Dataset content:
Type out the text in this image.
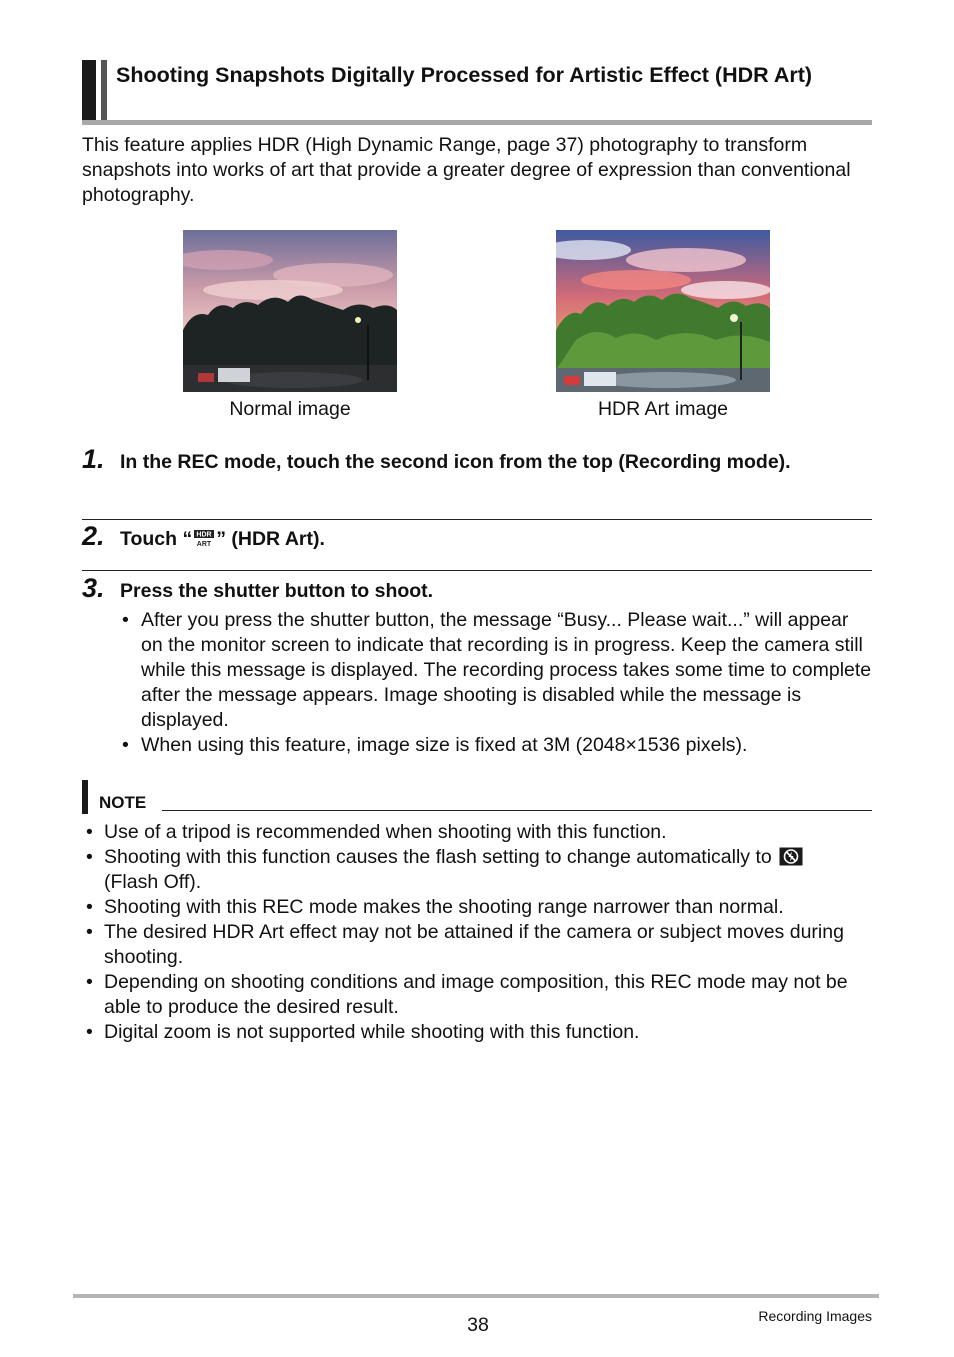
Shooting Snapshots Digitally Processed for Artistic Effect (HDR Art)
This feature applies HDR (High Dynamic Range, page 37) photography to transform snapshots into works of art that provide a greater degree of expression than conventional photography.
Normal image	HDR Art image
1. In the REC mode, touch the second icon from the top (Recording mode).
2. Touch “ HDR
ART ” (HDR Art).
3. Press the shutter button to shoot.

• After you press the shutter button, the message “Busy... Please wait...” will appear on the monitor screen to indicate that recording is in progress. Keep the camera still while this message is displayed. The recording process takes some time to complete after the message appears. Image shooting is disabled while the message is displayed.

• When using this feature, image size is fixed at 3M (2048×1536 pixels).

NOTE

• Use of a tripod is recommended when shooting with this function.

• Shooting with this function causes the flash setting to change automatically to
(Flash Off).

• Shooting with this REC mode makes the shooting range narrower than normal.

• The desired HDR Art effect may not be attained if the camera or subject moves during shooting.

• Depending on shooting conditions and image composition, this REC mode may not be able to produce the desired result.

• Digital zoom is not supported while shooting with this function.

38	Recording Images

Given exercise:
Go through the listing above and return every line where the word "than" occurs.

Solution to this exercise:
This feature applies HDR (High Dynamic Range, page 37) photography to transform snapshots into works of art that provide a greater degree of expression than conventional photography.
• Shooting with this REC mode makes the shooting range narrower than normal.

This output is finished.